Where a line of the listing below includes the word "Output", reproduce that line.

● MATERIALS PROVIDED
⟨

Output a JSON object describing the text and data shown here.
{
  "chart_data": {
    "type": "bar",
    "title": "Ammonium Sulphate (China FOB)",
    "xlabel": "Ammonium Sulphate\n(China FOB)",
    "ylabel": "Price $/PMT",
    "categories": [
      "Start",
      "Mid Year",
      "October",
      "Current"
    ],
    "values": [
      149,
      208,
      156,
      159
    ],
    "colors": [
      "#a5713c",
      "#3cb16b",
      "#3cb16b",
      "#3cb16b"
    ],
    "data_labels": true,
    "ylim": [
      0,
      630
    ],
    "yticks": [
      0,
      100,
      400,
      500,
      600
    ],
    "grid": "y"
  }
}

⟩
⟨

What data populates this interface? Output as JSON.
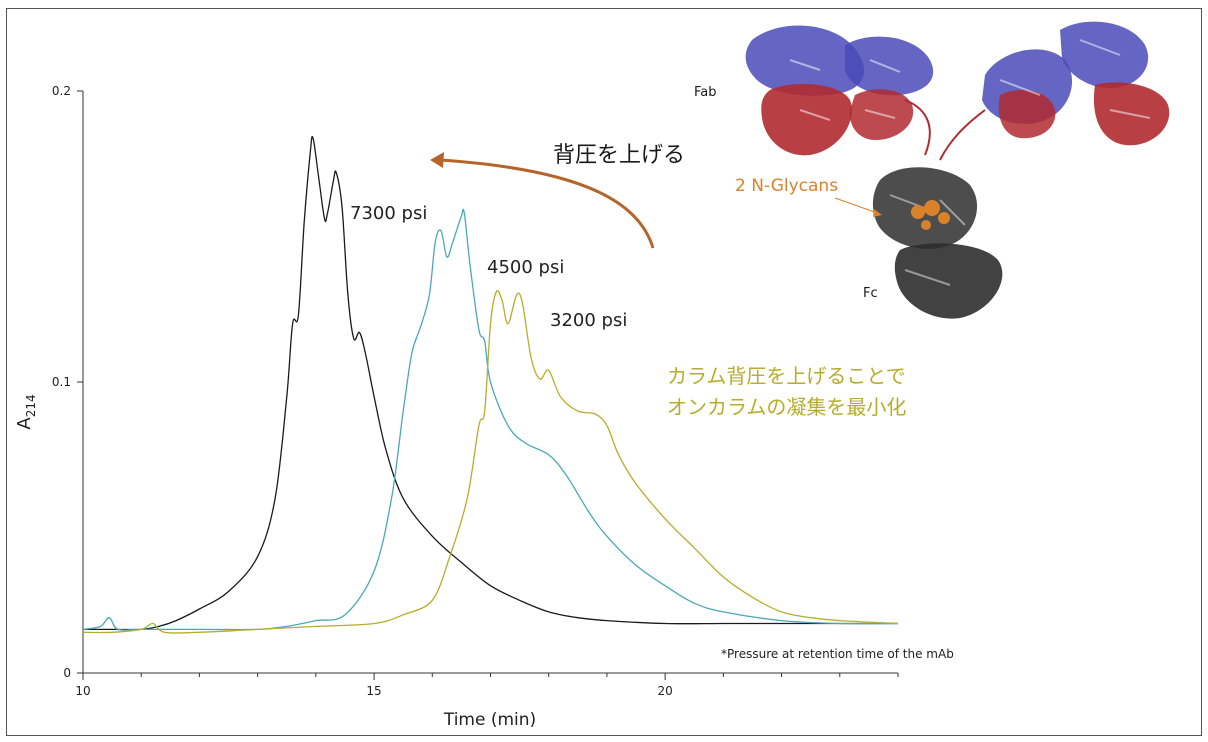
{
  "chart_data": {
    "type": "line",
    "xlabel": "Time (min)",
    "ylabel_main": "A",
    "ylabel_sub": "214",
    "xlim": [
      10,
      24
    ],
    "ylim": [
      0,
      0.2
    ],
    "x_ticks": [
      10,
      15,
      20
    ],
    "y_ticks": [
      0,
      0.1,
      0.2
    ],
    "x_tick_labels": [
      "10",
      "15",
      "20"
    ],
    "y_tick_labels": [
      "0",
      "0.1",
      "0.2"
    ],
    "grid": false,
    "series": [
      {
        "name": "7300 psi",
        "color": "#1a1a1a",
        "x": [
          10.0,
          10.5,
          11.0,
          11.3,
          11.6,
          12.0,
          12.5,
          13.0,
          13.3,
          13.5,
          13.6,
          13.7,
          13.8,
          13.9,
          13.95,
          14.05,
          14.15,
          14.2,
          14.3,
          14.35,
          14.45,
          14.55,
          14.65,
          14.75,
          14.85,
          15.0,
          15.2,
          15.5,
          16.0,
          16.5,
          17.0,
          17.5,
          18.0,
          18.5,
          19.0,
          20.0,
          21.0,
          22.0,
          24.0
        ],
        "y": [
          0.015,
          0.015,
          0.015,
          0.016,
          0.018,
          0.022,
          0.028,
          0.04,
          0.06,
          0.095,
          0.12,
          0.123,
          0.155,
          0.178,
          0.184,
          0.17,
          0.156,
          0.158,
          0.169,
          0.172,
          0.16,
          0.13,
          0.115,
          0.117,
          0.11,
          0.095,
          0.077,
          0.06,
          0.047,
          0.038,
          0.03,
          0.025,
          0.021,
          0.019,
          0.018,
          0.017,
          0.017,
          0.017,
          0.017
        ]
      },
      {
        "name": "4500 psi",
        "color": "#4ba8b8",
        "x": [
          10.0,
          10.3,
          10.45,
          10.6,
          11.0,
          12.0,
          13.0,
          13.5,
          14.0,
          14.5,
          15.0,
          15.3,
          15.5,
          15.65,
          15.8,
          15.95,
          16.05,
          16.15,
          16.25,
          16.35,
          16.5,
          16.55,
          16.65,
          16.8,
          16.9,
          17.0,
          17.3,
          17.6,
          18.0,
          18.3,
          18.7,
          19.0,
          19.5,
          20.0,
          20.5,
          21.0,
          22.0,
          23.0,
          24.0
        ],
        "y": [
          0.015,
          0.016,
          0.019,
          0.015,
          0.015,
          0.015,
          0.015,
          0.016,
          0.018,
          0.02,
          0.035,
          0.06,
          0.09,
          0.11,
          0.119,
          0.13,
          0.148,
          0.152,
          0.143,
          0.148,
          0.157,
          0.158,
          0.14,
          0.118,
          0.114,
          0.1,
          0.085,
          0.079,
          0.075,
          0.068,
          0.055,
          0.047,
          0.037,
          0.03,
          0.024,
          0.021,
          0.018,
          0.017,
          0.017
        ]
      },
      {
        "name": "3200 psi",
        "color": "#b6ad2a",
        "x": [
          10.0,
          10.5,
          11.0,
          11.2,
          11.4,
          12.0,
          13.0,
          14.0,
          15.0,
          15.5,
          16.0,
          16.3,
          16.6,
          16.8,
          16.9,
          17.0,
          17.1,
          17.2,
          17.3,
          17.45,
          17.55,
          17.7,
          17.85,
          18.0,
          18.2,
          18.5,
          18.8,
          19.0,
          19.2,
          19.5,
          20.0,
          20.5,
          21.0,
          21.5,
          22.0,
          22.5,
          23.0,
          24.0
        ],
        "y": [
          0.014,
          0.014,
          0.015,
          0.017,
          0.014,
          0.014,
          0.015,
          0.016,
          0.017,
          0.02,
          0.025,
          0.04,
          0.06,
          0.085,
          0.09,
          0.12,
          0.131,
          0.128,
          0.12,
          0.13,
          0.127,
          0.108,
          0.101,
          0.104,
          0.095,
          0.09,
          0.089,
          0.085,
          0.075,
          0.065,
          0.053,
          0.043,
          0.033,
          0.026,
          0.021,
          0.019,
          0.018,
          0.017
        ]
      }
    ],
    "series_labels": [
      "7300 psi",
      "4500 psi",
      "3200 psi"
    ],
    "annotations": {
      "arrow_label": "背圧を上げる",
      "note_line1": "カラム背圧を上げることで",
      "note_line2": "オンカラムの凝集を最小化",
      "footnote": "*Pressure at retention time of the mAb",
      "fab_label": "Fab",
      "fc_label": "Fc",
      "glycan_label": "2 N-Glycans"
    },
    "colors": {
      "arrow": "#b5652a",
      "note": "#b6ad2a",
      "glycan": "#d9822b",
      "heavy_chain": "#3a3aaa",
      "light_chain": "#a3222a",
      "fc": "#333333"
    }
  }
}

⟩

● RESULT FOR THIS TASK
Output a JSON object describing the text and data shown here.
What data populates this interface? Output as JSON.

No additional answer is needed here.